▼
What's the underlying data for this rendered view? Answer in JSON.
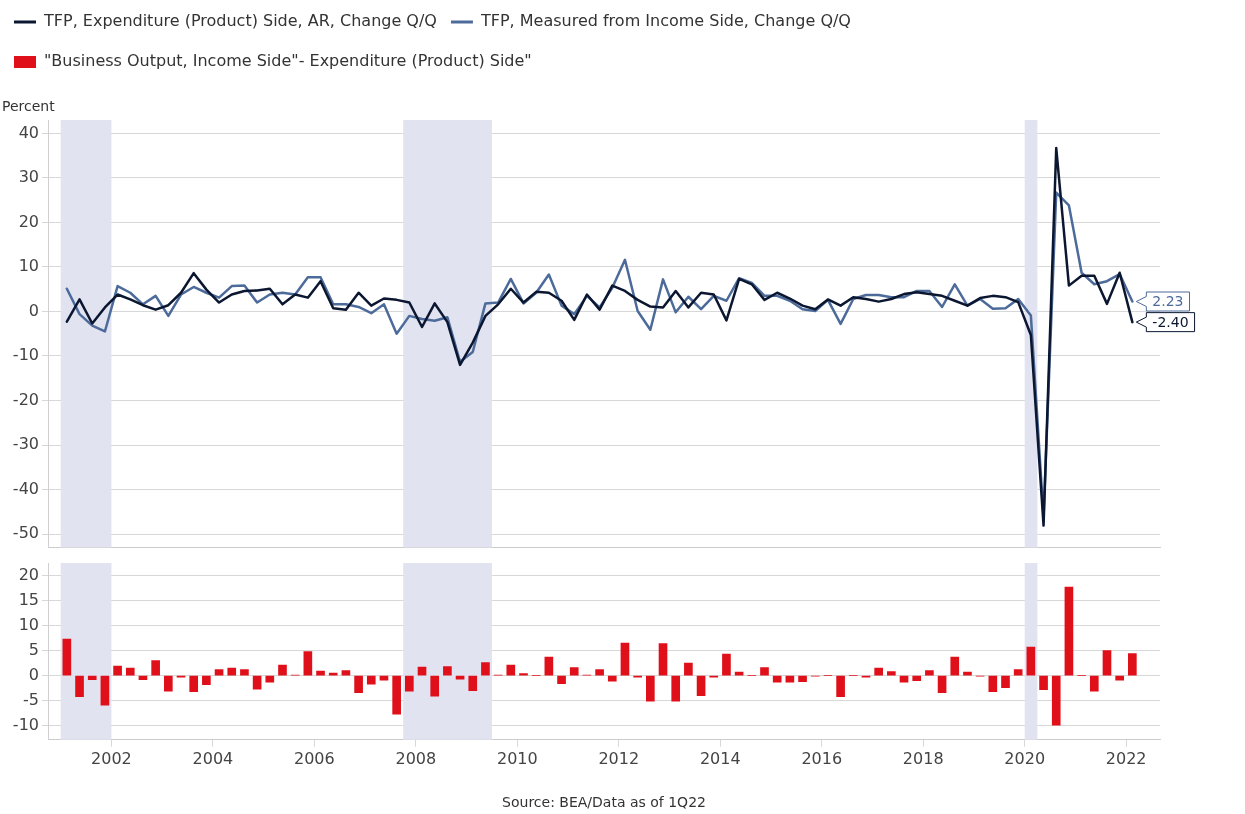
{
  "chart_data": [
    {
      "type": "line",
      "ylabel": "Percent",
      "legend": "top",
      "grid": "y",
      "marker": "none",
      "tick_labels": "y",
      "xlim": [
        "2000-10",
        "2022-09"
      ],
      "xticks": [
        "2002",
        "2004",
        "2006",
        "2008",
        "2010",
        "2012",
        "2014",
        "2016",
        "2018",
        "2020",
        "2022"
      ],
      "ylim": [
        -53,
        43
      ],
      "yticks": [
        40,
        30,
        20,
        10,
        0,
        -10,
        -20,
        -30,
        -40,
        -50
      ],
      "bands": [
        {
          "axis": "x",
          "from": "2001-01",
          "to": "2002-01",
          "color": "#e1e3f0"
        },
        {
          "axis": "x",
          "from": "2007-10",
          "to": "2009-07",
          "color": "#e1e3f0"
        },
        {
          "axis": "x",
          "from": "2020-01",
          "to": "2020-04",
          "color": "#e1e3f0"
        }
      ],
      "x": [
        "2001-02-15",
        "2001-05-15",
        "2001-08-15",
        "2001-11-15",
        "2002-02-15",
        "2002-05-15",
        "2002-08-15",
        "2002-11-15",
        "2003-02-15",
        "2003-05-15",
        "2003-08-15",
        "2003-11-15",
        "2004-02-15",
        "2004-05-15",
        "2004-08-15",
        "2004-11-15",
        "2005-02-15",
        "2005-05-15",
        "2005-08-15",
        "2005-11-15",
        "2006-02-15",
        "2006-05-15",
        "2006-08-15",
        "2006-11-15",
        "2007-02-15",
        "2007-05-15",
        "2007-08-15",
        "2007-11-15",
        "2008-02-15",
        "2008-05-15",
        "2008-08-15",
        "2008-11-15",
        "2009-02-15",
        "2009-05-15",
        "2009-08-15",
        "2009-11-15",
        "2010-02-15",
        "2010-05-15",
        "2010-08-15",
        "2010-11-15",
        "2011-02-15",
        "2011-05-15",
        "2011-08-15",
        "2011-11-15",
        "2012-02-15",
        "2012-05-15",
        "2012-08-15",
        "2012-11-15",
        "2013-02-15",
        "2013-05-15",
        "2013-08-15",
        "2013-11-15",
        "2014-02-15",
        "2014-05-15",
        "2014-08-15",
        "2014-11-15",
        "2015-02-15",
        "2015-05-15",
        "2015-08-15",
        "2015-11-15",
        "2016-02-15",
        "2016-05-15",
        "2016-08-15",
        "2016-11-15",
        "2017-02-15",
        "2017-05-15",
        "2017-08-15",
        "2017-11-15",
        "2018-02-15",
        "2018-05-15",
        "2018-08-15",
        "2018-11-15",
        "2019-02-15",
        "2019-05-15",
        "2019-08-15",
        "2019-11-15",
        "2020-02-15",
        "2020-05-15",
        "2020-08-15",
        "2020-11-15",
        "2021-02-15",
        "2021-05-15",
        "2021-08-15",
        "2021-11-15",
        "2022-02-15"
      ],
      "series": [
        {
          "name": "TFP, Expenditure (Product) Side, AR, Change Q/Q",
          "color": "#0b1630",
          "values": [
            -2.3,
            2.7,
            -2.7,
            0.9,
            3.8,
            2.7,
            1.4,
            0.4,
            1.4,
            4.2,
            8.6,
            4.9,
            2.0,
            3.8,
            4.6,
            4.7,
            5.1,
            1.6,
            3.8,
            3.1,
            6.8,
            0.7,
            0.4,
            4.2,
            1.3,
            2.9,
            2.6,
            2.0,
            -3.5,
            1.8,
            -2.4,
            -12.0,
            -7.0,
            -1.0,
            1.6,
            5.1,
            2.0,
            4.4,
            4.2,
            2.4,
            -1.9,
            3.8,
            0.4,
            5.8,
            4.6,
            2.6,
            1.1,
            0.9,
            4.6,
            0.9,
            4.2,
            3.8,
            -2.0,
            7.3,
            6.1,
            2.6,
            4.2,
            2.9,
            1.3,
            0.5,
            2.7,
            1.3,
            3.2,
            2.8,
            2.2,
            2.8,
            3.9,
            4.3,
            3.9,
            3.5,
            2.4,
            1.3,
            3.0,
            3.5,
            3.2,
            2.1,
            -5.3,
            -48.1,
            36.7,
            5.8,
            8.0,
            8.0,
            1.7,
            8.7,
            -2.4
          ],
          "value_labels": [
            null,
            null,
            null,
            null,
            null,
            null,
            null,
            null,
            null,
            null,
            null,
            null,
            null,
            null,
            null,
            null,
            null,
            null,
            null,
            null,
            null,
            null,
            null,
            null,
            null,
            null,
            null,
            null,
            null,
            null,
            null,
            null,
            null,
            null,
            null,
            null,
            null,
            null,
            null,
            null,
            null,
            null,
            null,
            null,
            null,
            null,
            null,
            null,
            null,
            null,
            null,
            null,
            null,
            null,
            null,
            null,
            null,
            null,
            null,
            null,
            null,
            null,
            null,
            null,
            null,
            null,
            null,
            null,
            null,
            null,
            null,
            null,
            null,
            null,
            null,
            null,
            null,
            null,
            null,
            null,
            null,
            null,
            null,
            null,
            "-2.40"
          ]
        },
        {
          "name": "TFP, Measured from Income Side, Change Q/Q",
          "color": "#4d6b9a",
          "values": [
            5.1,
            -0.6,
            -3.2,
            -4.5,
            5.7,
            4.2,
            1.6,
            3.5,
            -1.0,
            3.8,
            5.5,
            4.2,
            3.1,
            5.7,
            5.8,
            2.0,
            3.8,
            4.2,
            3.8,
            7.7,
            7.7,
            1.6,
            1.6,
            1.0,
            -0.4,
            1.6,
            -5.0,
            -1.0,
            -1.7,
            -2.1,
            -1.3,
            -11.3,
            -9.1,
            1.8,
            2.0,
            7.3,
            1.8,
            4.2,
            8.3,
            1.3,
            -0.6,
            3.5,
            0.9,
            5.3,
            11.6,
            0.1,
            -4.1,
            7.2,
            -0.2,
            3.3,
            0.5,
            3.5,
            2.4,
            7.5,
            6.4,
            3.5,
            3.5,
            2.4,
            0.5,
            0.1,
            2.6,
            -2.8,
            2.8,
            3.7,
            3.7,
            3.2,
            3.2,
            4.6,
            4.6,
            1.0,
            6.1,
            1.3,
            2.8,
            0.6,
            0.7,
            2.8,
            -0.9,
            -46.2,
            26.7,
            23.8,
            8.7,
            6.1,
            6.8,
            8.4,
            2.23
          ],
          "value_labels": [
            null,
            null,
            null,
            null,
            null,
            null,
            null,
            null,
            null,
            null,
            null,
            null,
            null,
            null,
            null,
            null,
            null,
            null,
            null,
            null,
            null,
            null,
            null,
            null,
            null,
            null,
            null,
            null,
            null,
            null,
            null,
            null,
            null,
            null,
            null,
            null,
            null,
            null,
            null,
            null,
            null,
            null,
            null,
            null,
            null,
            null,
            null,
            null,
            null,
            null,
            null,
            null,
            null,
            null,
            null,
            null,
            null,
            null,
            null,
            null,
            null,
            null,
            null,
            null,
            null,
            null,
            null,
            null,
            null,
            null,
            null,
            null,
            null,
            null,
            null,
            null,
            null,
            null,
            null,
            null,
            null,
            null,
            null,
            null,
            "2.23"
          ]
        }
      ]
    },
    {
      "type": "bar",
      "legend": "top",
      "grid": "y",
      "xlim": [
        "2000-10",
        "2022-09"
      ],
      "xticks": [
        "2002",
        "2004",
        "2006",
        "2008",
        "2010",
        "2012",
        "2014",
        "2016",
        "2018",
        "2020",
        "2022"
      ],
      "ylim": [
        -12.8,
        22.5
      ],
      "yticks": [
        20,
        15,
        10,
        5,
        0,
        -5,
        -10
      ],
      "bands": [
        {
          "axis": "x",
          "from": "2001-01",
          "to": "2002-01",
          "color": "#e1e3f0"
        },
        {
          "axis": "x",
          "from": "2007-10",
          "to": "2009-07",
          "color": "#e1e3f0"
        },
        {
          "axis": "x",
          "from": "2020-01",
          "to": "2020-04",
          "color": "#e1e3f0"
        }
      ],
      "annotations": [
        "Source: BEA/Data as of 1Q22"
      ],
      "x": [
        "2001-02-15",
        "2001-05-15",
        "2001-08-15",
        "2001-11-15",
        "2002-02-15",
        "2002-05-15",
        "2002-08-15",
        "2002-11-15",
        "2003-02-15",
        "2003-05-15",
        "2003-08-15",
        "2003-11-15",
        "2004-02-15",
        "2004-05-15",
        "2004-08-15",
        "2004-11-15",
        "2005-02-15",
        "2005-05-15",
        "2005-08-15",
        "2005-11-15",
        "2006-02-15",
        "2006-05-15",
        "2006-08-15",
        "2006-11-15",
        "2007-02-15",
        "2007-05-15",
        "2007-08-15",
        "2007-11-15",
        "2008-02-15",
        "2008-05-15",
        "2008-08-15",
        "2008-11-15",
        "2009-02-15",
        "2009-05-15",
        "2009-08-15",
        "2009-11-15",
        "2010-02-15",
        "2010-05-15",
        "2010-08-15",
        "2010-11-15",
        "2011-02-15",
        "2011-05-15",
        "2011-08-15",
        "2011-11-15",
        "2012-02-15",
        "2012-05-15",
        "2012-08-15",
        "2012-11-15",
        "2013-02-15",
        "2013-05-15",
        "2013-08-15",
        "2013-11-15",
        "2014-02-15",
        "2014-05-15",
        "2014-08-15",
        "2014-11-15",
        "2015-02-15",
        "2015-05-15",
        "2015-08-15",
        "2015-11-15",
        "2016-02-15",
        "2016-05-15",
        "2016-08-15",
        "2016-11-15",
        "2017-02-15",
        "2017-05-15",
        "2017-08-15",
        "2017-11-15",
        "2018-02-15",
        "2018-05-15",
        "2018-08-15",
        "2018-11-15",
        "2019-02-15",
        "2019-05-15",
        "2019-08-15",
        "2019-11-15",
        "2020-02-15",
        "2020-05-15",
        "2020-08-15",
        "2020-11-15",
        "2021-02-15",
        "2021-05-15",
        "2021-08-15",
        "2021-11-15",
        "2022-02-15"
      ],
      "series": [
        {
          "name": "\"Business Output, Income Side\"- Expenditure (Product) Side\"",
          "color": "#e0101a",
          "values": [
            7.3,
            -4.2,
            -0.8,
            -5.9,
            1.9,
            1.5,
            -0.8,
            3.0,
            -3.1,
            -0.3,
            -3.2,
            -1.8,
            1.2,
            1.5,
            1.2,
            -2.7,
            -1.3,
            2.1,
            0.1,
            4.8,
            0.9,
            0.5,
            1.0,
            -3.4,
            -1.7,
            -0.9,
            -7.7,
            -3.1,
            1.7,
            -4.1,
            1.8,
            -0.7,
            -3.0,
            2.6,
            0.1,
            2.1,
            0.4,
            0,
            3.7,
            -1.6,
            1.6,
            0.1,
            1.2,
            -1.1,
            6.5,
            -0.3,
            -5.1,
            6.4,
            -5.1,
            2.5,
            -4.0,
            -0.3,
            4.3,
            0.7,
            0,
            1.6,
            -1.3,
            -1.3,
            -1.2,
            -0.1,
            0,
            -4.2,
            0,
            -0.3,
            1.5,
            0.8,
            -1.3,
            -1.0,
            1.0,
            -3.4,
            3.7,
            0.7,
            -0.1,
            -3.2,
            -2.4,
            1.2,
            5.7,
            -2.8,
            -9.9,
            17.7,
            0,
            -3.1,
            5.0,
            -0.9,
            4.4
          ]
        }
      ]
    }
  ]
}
▲
▶ **Required work**: Find the lines that include the string "Side", then copy each of them.

▶ **In response**:
          "name": "TFP, Expenditure (Product) Side, AR, Change Q/Q",
          "name": "TFP, Measured from Income Side, Change Q/Q",
          "name": "\"Business Output, Income Side\"- Expenditure (Product) Side\"",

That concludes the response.